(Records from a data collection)
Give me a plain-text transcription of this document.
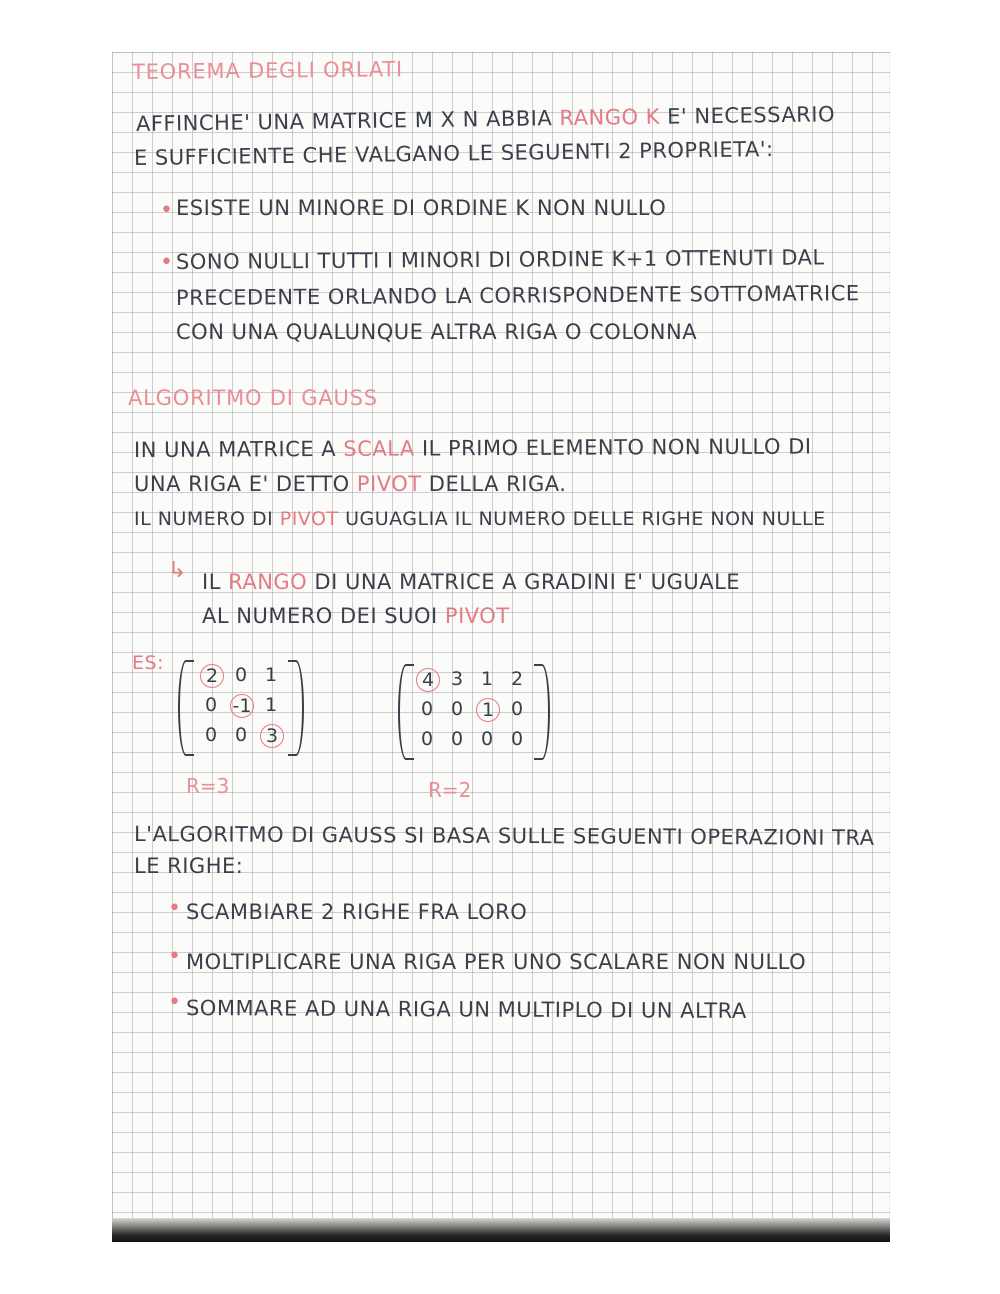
TEOREMA DEGLI ORLATI
AFFINCHE' UNA MATRICE M X N ABBIA RANGO K E' NECESSARIO
E SUFFICIENTE CHE VALGANO LE SEGUENTI 2 PROPRIETA':
• ESISTE UN MINORE DI ORDINE K NON NULLO
• SONO NULLI TUTTI I MINORI DI ORDINE K+1 OTTENUTI DAL
PRECEDENTE ORLANDO LA CORRISPONDENTE SOTTOMATRICE
CON UNA QUALUNQUE ALTRA RIGA O COLONNA
ALGORITMO DI GAUSS
IN UNA MATRICE A SCALA IL PRIMO ELEMENTO NON NULLO DI
UNA RIGA E' DETTO PIVOT DELLA RIGA.
IL NUMERO DI PIVOT UGUAGLIA IL NUMERO DELLE RIGHE NON NULLE
↳ IL RANGO DI UNA MATRICE A GRADINI E' UGUALE
AL NUMERO DEI SUOI PIVOT
ES:
2 0 1
0 -1 1
0 0 3
R=3
4 3 1 2
0 0 1 0
0 0 0 0
R=2
L'ALGORITMO DI GAUSS SI BASA SULLE SEGUENTI OPERAZIONI TRA
LE RIGHE:
• SCAMBIARE 2 RIGHE FRA LORO
• MOLTIPLICARE UNA RIGA PER UNO SCALARE NON NULLO
• SOMMARE AD UNA RIGA UN MULTIPLO DI UN ALTRA
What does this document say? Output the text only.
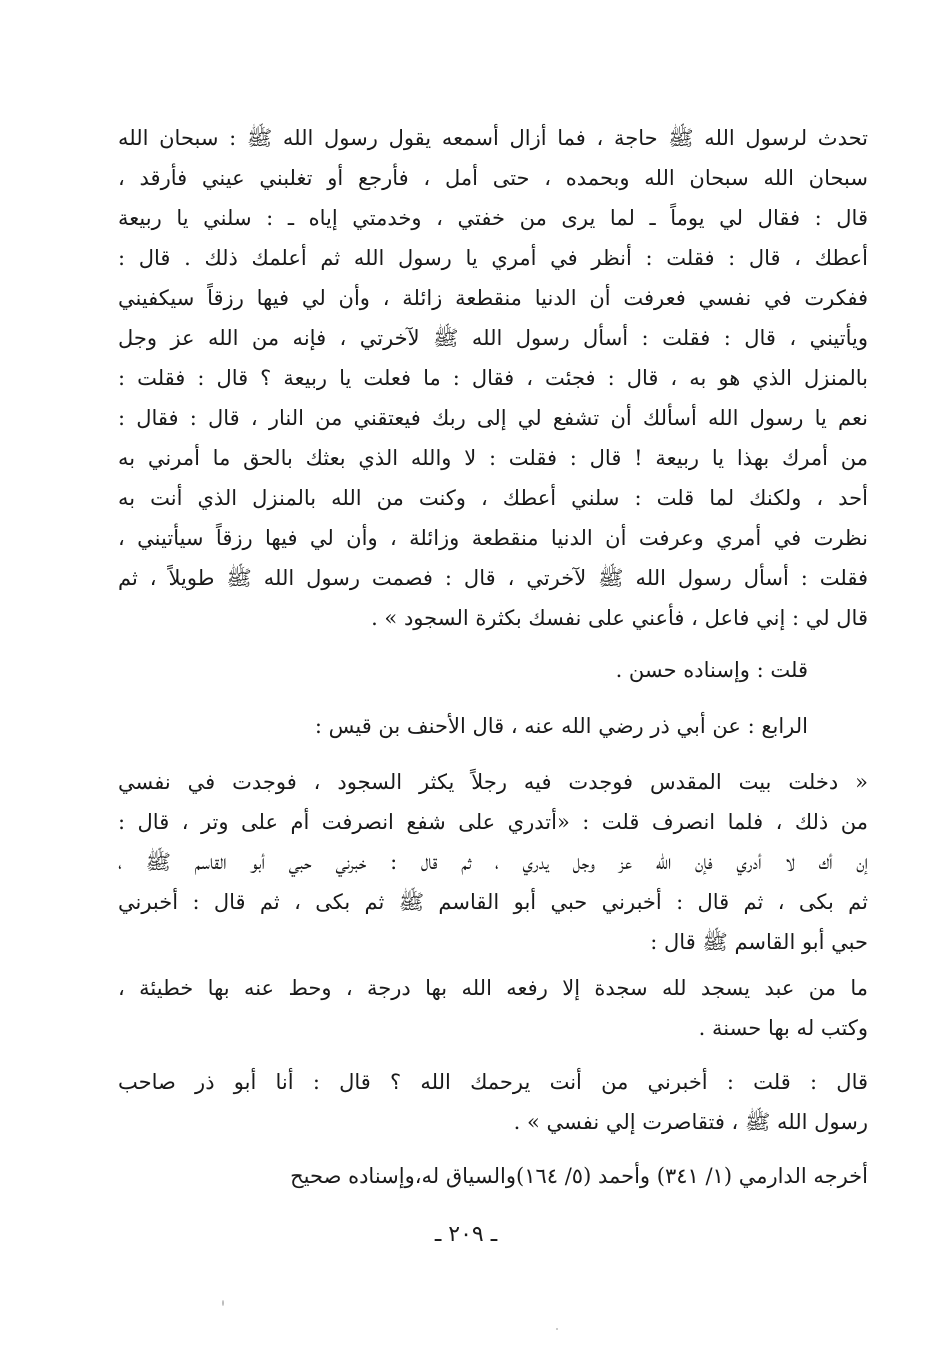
تحدث لرسول الله ﷺ حاجة ، فما أزال أسمعه يقول رسول الله ﷺ : سبحان الله
سبحان الله سبحان الله وبحمده ، حتى أمل ، فأرجع أو تغلبني عيني فأرقد ،
قال : فقال لي يوماً ـ لما يرى من خفتي ، وخدمتي إياه ـ : سلني يا ربيعة
أعطك ، قال : فقلت : أنظر في أمري يا رسول الله ثم أعلمك ذلك . قال :
ففكرت في نفسي فعرفت أن الدنيا منقطعة زائلة ، وأن لي فيها رزقاً سيكفيني
ويأتيني ، قال : فقلت : أسأل رسول الله ﷺ لآخرتي ، فإنه من الله عز وجل
بالمنزل الذي هو به ، قال : فجئت ، فقال : ما فعلت يا ربيعة ؟ قال : فقلت :
نعم يا رسول الله أسألك أن تشفع لي إلى ربك فيعتقني من النار ، قال : فقال :
من أمرك بهذا يا ربيعة ! قال : فقلت : لا والله الذي بعثك بالحق ما أمرني به
أحد ، ولكنك لما قلت : سلني أعطك ، وكنت من الله بالمنزل الذي أنت به
نظرت في أمري وعرفت أن الدنيا منقطعة وزائلة ، وأن لي فيها رزقاً سيأتيني ،
فقلت : أسأل رسول الله ﷺ لآخرتي ، قال : فصمت رسول الله ﷺ طويلاً ، ثم
قال لي : إني فاعل ، فأعني على نفسك بكثرة السجود » .
قلت : وإسناده حسن .
الرابع : عن أبي ذر رضي الله عنه ، قال الأحنف بن قيس :
« دخلت بيت المقدس فوجدت فيه رجلاً يكثر السجود ، فوجدت في نفسي
من ذلك ، فلما انصرف قلت : «أتدري على شفع انصرفت أم على وتر ، قال :
إن أك لا أدري فإن الله عز وجل يدري ، ثم قال : خبرني حبي أبو القاسم ﷺ ،
ثم بكى ، ثم قال : أخبرني حبي أبو القاسم ﷺ ثم بكى ، ثم قال : أخبرني
حبي أبو القاسم ﷺ قال :
ما من عبد يسجد لله سجدة إلا رفعه الله بها درجة ، وحط عنه بها خطيئة ،
وكتب له بها حسنة .
قال : قلت : أخبرني من أنت يرحمك الله ؟ قال : أنا أبو ذر صاحب
رسول الله ﷺ ، فتقاصرت إلي نفسي » .
أخرجه الدارمي (١/ ٣٤١) وأحمد (٥/ ١٦٤)والسياق له،وإسناده صحيح
ـ ٢٠٩ ـ
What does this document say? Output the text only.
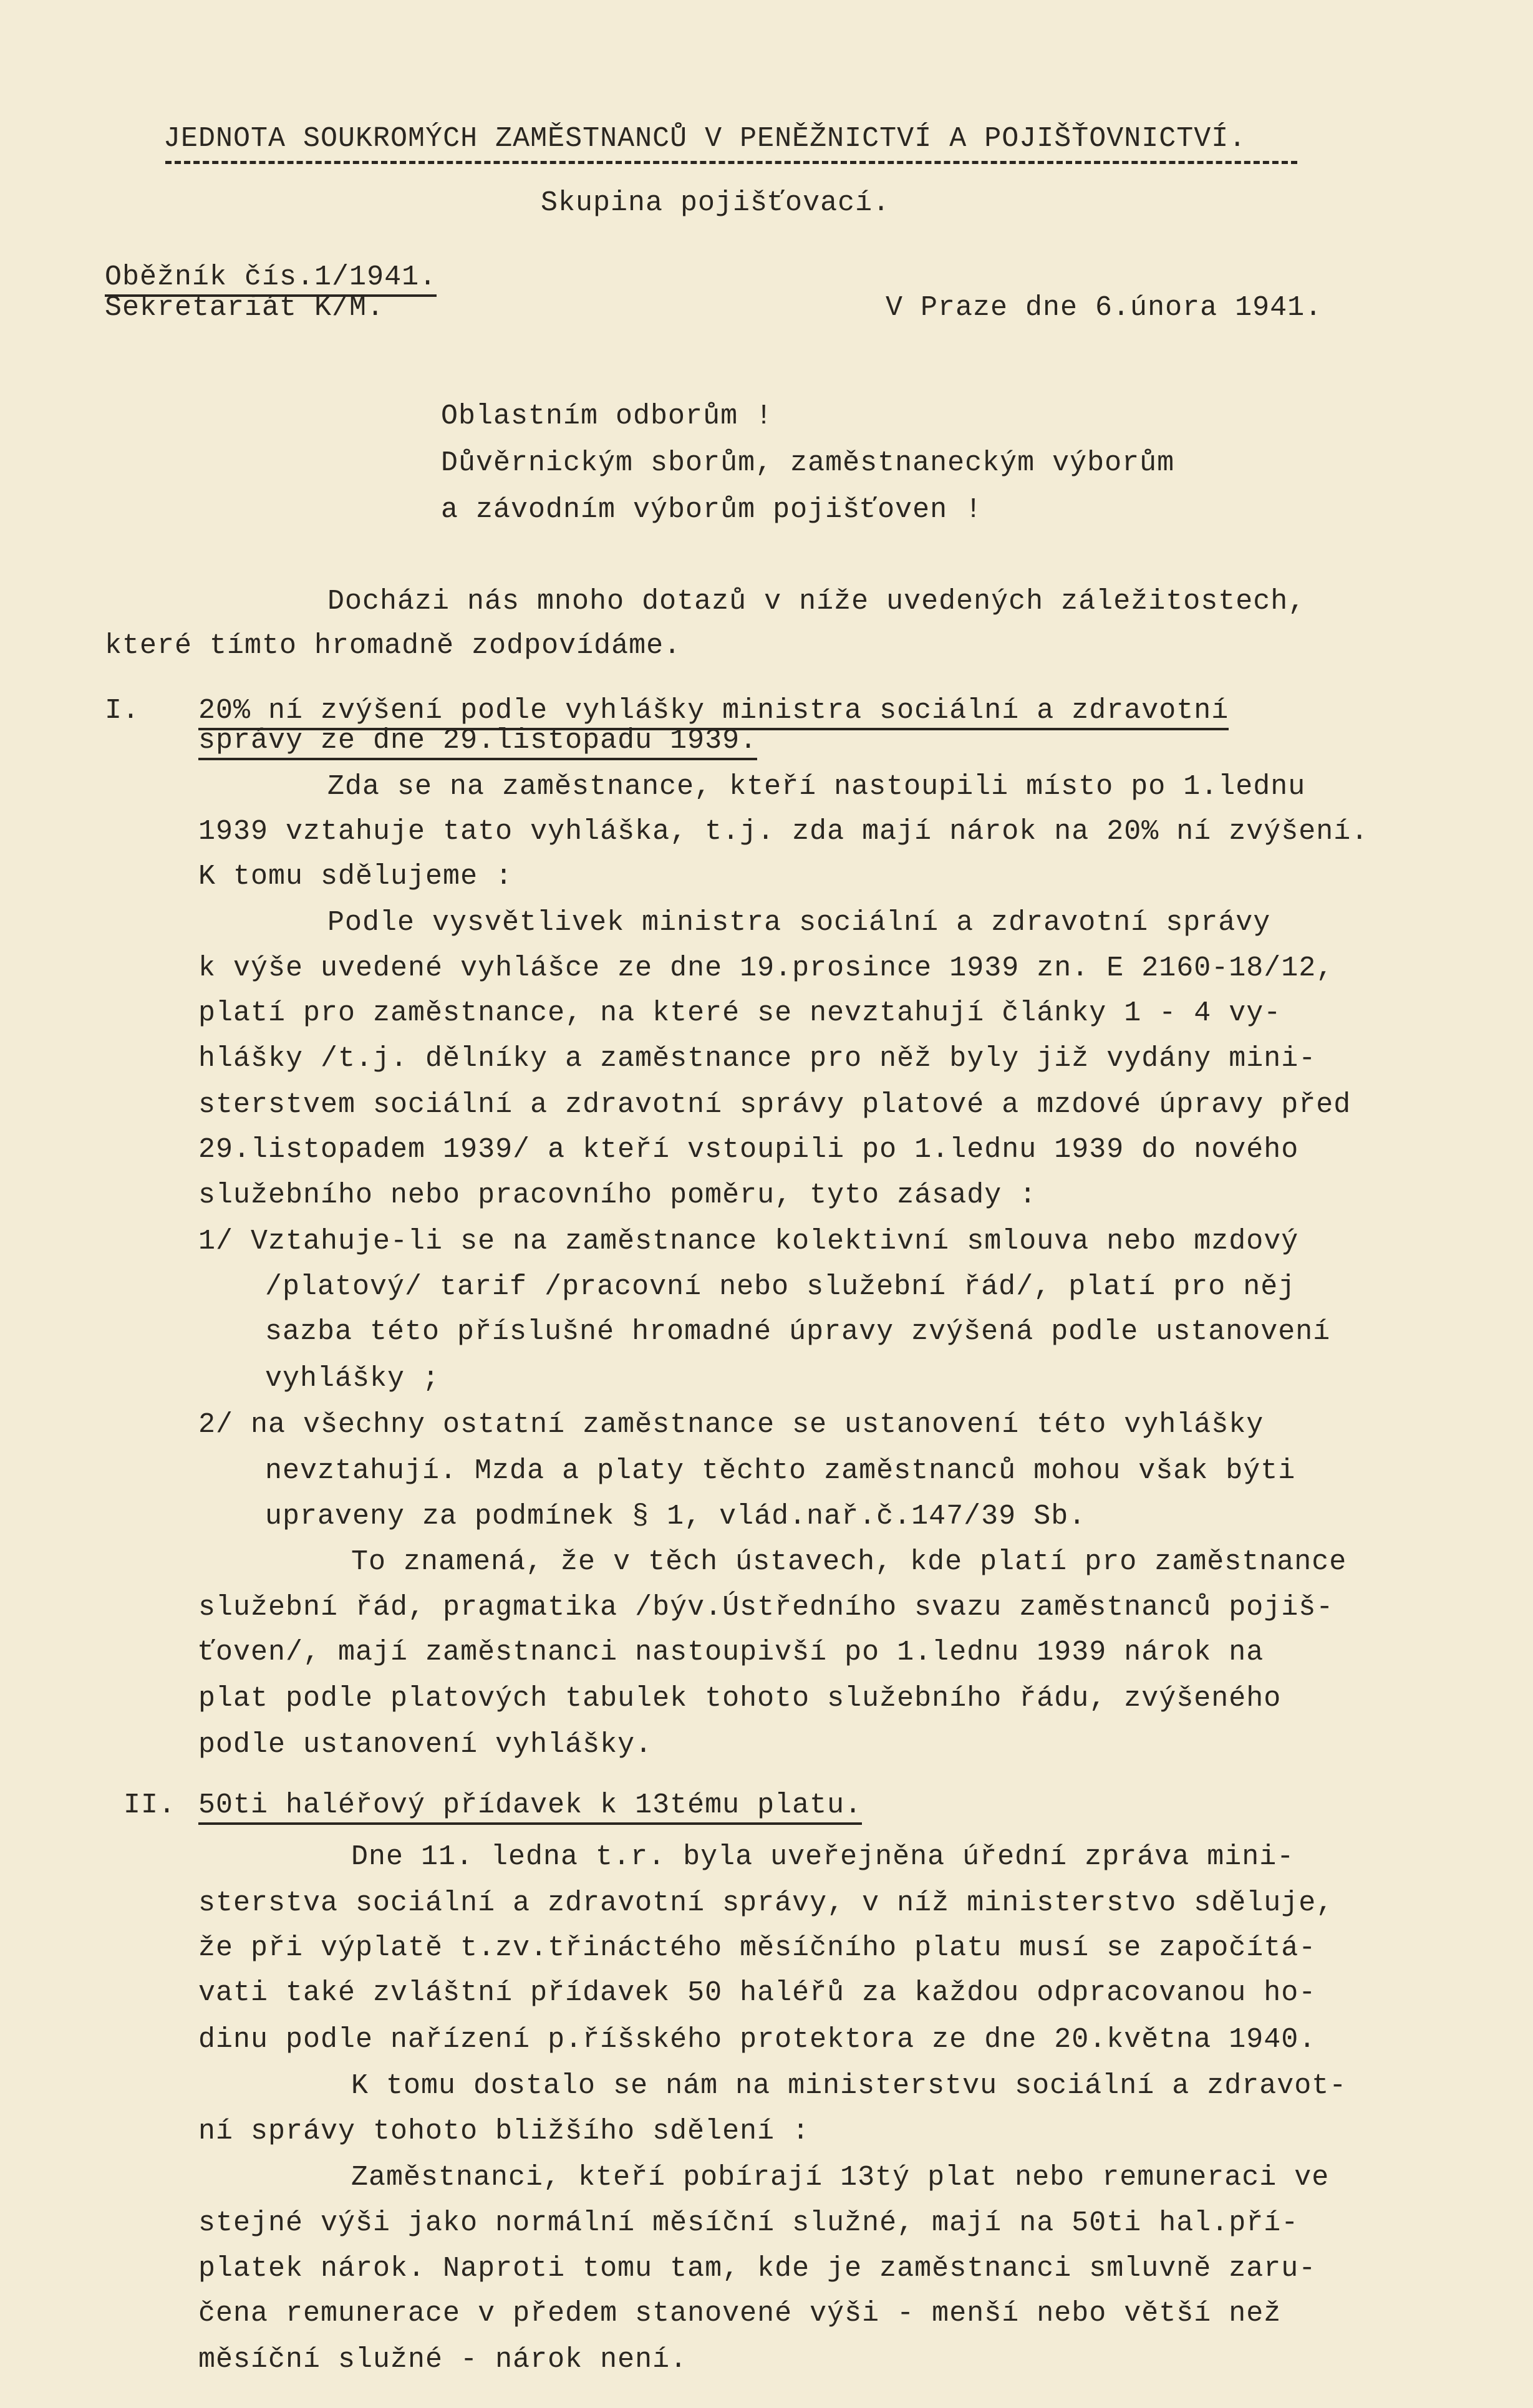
JEDNOTA SOUKROMÝCH ZAMĚSTNANCŮ V PENĚŽNICTVÍ A POJIŠŤOVNICTVÍ.
Skupina pojišťovací.
Oběžník čís.1/1941.
Sekretariát K/M.	V Praze dne 6.února 1941.
Oblastním odborům !
Důvěrnickým sborům, zaměstnaneckým výborům
a závodním výborům pojišťoven !
Docházi nás mnoho dotazů v níže uvedených záležitostech,
které tímto hromadně zodpovídáme.
I. 20% ní zvýšení podle vyhlášky ministra sociální a zdravotní
správy ze dne 29.listopadu 1939.
Zda se na zaměstnance, kteří nastoupili místo po 1.lednu
1939 vztahuje tato vyhláška, t.j. zda mají nárok na 20% ní zvýšení.
K tomu sdělujeme :
Podle vysvětlivek ministra sociální a zdravotní správy
k výše uvedené vyhlášce ze dne 19.prosince 1939 zn. E 2160-18/12,
platí pro zaměstnance, na které se nevztahují články 1 - 4 vy-
hlášky /t.j. dělníky a zaměstnance pro něž byly již vydány mini-
sterstvem sociální a zdravotní správy platové a mzdové úpravy před
29.listopadem 1939/ a kteří vstoupili po 1.lednu 1939 do nového
služebního nebo pracovního poměru, tyto zásady :
1/ Vztahuje-li se na zaměstnance kolektivní smlouva nebo mzdový
/platový/ tarif /pracovní nebo služební řád/, platí pro něj
sazba této příslušné hromadné úpravy zvýšená podle ustanovení
vyhlášky ;
2/ na všechny ostatní zaměstnance se ustanovení této vyhlášky
nevztahují. Mzda a platy těchto zaměstnanců mohou však býti
upraveny za podmínek § 1, vlád.nař.č.147/39 Sb.
To znamená, že v těch ústavech, kde platí pro zaměstnance
služební řád, pragmatika /býv.Ústředního svazu zaměstnanců pojiš-
ťoven/, mají zaměstnanci nastoupivší po 1.lednu 1939 nárok na
plat podle platových tabulek tohoto služebního řádu, zvýšeného
podle ustanovení vyhlášky.
II. 50ti haléřový přídavek k 13tému platu.
Dne 11. ledna t.r. byla uveřejněna úřední zpráva mini-
sterstva sociální a zdravotní správy, v níž ministerstvo sděluje,
že při výplatě t.zv.třináctého měsíčního platu musí se započítá-
vati také zvláštní přídavek 50 haléřů za každou odpracovanou ho-
dinu podle nařízení p.říšského protektora ze dne 20.května 1940.
K tomu dostalo se nám na ministerstvu sociální a zdravot-
ní správy tohoto bližšího sdělení :
Zaměstnanci, kteří pobírají 13tý plat nebo remuneraci ve
stejné výši jako normální měsíční služné, mají na 50ti hal.pří-
platek nárok. Naproti tomu tam, kde je zaměstnanci smluvně zaru-
čena remunerace v předem stanovené výši - menší nebo větší než
měsíční služné - nárok není.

Exercise requirements: Nothing but a number is needed here: how many lines hold the string "وإسناده"?

Task output: 2